Gather every line in the records below that contains the word "data".

# # # #

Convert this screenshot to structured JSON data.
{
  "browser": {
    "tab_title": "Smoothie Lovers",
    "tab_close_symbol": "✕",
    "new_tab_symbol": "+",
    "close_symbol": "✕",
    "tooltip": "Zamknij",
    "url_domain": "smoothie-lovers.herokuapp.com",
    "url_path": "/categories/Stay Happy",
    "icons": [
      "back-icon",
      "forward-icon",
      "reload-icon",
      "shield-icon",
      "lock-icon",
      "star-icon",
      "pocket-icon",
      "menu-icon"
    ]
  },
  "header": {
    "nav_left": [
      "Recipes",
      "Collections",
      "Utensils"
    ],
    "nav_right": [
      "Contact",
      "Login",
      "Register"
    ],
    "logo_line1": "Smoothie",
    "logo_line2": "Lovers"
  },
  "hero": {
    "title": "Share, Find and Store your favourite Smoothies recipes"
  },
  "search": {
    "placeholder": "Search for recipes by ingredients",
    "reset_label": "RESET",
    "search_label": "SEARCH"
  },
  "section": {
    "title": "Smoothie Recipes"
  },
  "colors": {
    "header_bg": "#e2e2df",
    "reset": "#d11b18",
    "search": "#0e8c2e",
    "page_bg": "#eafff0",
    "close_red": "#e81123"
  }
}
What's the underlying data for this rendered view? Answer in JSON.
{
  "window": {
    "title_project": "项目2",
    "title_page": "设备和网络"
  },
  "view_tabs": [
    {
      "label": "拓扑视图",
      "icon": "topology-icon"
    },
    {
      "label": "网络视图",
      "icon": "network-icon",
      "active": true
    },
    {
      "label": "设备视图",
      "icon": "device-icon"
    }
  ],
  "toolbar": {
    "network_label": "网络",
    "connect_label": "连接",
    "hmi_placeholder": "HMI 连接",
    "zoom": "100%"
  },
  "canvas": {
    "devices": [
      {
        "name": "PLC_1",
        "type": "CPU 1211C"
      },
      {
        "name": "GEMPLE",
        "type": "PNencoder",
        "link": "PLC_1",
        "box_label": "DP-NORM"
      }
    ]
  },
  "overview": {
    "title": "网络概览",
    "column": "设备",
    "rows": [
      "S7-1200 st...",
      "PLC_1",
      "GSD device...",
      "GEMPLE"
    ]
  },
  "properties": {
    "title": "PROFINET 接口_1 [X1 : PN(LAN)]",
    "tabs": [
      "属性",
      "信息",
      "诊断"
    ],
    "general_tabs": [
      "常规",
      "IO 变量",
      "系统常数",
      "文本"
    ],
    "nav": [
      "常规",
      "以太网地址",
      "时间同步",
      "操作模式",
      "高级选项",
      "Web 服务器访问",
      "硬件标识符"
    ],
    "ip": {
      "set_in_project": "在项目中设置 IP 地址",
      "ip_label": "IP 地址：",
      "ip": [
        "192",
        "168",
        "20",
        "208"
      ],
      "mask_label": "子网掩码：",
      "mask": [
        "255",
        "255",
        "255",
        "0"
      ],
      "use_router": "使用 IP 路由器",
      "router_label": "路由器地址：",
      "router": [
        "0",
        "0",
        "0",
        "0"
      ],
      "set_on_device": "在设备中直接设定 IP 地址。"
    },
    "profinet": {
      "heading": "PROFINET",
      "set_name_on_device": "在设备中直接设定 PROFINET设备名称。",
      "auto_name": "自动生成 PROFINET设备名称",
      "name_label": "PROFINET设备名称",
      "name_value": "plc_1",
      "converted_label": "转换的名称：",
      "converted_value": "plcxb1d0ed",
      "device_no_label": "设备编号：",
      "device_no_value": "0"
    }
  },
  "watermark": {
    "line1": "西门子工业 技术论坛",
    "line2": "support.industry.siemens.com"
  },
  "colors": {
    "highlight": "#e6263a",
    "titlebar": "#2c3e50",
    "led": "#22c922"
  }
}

# # # #

Solution:
Convert this screenshot to structured JSON data.
What's the underlying data for this rendered view? Answer in JSON.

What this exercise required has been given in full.